● What is required: Wherever the word "filter" shows up in a line, please copy that line.

(Part of a data file)

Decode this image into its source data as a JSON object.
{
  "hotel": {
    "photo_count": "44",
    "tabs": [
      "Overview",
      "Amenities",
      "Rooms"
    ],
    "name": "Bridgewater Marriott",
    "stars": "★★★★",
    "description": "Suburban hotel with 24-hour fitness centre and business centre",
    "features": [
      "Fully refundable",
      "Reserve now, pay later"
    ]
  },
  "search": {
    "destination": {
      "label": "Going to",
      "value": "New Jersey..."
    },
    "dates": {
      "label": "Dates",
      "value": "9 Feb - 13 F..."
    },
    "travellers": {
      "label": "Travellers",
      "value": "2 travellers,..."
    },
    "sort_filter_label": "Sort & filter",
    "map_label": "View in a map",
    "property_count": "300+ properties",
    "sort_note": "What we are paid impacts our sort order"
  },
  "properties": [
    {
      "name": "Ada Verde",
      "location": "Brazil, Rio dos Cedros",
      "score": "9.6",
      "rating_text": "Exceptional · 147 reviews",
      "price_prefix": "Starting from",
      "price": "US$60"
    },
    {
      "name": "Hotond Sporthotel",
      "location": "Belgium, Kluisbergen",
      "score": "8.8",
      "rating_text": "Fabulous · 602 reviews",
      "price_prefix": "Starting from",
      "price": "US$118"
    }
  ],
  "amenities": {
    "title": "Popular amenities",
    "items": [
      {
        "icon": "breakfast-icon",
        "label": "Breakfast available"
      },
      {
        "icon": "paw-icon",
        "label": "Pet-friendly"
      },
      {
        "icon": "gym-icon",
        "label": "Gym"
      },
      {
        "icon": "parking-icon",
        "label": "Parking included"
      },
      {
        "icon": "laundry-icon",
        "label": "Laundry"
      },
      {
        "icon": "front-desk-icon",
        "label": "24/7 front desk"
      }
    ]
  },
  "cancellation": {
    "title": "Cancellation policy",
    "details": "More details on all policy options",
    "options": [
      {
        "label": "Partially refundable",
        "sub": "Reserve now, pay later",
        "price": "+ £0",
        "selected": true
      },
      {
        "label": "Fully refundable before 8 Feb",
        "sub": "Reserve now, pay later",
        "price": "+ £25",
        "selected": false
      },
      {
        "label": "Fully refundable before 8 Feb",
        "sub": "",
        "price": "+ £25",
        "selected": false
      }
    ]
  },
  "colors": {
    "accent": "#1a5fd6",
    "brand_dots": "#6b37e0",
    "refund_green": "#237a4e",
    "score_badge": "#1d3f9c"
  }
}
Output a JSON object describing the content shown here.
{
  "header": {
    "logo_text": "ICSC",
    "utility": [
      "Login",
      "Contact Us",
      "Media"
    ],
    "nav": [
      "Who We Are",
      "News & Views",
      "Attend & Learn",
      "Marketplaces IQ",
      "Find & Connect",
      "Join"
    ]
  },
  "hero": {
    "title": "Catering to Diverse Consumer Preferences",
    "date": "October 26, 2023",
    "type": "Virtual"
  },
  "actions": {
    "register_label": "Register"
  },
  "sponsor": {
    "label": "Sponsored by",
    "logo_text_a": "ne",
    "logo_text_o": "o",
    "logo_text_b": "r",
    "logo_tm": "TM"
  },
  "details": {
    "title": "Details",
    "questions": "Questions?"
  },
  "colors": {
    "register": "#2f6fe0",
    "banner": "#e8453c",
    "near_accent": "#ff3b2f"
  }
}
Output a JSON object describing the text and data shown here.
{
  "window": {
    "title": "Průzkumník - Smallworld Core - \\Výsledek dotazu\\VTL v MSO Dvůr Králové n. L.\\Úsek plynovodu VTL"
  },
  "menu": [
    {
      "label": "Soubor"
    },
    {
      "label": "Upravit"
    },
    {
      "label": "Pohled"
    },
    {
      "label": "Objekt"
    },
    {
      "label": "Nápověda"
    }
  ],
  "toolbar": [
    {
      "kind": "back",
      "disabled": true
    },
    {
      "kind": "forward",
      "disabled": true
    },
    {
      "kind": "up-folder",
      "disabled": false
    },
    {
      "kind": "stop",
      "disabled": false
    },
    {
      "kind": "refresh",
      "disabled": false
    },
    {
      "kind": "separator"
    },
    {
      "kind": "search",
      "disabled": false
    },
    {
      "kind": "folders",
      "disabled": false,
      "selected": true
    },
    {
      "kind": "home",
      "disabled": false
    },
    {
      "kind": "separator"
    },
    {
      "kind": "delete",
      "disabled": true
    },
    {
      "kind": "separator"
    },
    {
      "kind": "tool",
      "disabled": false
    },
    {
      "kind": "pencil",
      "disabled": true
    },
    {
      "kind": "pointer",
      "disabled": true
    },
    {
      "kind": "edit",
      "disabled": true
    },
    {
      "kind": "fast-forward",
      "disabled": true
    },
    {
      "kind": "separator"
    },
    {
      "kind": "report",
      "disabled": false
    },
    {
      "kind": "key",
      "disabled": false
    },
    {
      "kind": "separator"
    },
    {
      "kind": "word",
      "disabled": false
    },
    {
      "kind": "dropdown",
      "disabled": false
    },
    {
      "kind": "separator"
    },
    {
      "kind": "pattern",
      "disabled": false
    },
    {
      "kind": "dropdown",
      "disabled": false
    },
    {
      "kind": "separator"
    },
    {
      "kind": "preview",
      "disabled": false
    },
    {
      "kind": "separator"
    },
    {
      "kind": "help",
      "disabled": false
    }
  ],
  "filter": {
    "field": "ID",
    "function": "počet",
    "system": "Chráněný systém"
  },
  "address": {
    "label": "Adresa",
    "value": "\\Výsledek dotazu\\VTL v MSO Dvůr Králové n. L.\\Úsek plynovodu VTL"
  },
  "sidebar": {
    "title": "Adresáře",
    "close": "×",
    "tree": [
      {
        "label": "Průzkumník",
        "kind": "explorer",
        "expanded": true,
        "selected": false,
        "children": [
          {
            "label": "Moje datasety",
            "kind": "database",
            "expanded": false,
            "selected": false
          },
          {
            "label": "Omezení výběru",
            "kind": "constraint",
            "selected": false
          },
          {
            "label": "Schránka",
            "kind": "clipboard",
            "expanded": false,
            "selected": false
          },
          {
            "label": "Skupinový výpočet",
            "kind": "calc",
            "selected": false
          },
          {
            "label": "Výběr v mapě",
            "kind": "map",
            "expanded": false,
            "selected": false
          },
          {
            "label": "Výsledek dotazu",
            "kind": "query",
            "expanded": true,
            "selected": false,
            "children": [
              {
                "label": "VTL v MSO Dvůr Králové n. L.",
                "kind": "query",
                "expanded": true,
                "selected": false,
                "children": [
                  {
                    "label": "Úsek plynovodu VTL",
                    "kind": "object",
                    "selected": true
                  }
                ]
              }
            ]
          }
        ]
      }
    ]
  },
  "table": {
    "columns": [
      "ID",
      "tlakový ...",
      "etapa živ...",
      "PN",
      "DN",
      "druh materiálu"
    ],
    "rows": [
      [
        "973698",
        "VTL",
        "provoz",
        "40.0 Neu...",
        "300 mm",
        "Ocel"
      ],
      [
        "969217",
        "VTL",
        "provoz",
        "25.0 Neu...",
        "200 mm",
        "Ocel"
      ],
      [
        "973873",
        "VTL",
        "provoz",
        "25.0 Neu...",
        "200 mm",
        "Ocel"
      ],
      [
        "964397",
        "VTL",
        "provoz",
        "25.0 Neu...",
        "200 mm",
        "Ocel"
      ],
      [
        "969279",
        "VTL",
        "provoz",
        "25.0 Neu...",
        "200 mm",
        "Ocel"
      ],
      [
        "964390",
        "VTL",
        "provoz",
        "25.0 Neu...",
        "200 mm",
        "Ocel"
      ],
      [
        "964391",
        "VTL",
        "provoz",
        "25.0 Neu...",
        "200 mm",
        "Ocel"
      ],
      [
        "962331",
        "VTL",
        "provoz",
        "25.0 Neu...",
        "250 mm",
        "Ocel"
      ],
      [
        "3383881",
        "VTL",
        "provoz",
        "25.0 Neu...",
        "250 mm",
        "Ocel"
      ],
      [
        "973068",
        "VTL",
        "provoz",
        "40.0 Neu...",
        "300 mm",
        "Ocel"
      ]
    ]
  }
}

● Reply:
    "sort_filter_label": "Sort & filter",
  "filter": {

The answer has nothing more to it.